#### DATASET ENTRIES:
****************
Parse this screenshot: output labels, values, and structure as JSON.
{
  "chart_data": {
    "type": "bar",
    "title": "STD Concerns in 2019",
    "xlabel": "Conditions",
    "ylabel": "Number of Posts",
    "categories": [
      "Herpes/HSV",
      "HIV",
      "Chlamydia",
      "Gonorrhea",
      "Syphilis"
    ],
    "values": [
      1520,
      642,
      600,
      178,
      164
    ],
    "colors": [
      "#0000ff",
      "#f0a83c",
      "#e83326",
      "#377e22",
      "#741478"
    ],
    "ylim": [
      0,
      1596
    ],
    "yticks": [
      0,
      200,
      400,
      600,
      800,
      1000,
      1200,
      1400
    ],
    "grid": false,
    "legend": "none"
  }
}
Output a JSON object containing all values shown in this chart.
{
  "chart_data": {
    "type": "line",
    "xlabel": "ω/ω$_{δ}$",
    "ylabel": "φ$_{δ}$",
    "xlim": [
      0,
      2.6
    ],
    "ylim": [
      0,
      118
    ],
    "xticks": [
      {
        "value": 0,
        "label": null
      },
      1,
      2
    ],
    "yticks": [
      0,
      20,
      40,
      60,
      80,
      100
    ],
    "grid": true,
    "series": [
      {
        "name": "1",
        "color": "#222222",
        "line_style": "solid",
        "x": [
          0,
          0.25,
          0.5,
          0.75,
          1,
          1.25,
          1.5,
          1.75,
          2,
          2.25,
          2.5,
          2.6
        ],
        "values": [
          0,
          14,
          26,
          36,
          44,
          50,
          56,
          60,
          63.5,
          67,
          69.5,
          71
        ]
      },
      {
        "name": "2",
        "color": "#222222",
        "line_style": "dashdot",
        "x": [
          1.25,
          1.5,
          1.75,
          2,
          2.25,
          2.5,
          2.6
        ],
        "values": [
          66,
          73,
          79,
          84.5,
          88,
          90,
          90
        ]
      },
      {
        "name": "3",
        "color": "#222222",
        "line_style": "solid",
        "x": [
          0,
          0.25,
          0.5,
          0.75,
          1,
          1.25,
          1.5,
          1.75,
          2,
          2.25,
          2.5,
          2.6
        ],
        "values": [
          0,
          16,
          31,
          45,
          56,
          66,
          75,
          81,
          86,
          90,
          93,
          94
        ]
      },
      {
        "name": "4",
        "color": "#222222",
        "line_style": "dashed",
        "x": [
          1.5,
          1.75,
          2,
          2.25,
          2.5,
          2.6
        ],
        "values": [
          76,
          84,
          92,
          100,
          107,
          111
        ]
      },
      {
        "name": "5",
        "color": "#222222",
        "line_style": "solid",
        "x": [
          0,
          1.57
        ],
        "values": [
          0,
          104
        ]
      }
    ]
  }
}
****************
#### WRITTEN INSTRUCTION:
Give the entries again in full, exactly as they are written.

#### OUTPUT OF THE TASK:
Parse this screenshot: output labels, values, and structure as JSON.
{
  "chart_data": {
    "type": "bar",
    "title": "STD Concerns in 2019",
    "xlabel": "Conditions",
    "ylabel": "Number of Posts",
    "categories": [
      "Herpes/HSV",
      "HIV",
      "Chlamydia",
      "Gonorrhea",
      "Syphilis"
    ],
    "values": [
      1520,
      642,
      600,
      178,
      164
    ],
    "colors": [
      "#0000ff",
      "#f0a83c",
      "#e83326",
      "#377e22",
      "#741478"
    ],
    "ylim": [
      0,
      1596
    ],
    "yticks": [
      0,
      200,
      400,
      600,
      800,
      1000,
      1200,
      1400
    ],
    "grid": false,
    "legend": "none"
  }
}
Output a JSON object containing all values shown in this chart.
{
  "chart_data": {
    "type": "line",
    "xlabel": "ω/ω$_{δ}$",
    "ylabel": "φ$_{δ}$",
    "xlim": [
      0,
      2.6
    ],
    "ylim": [
      0,
      118
    ],
    "xticks": [
      {
        "value": 0,
        "label": null
      },
      1,
      2
    ],
    "yticks": [
      0,
      20,
      40,
      60,
      80,
      100
    ],
    "grid": true,
    "series": [
      {
        "name": "1",
        "color": "#222222",
        "line_style": "solid",
        "x": [
          0,
          0.25,
          0.5,
          0.75,
          1,
          1.25,
          1.5,
          1.75,
          2,
          2.25,
          2.5,
          2.6
        ],
        "values": [
          0,
          14,
          26,
          36,
          44,
          50,
          56,
          60,
          63.5,
          67,
          69.5,
          71
        ]
      },
      {
        "name": "2",
        "color": "#222222",
        "line_style": "dashdot",
        "x": [
          1.25,
          1.5,
          1.75,
          2,
          2.25,
          2.5,
          2.6
        ],
        "values": [
          66,
          73,
          79,
          84.5,
          88,
          90,
          90
        ]
      },
      {
        "name": "3",
        "color": "#222222",
        "line_style": "solid",
        "x": [
          0,
          0.25,
          0.5,
          0.75,
          1,
          1.25,
          1.5,
          1.75,
          2,
          2.25,
          2.5,
          2.6
        ],
        "values": [
          0,
          16,
          31,
          45,
          56,
          66,
          75,
          81,
          86,
          90,
          93,
          94
        ]
      },
      {
        "name": "4",
        "color": "#222222",
        "line_style": "dashed",
        "x": [
          1.5,
          1.75,
          2,
          2.25,
          2.5,
          2.6
        ],
        "values": [
          76,
          84,
          92,
          100,
          107,
          111
        ]
      },
      {
        "name": "5",
        "color": "#222222",
        "line_style": "solid",
        "x": [
          0,
          1.57
        ],
        "values": [
          0,
          104
        ]
      }
    ]
  }
}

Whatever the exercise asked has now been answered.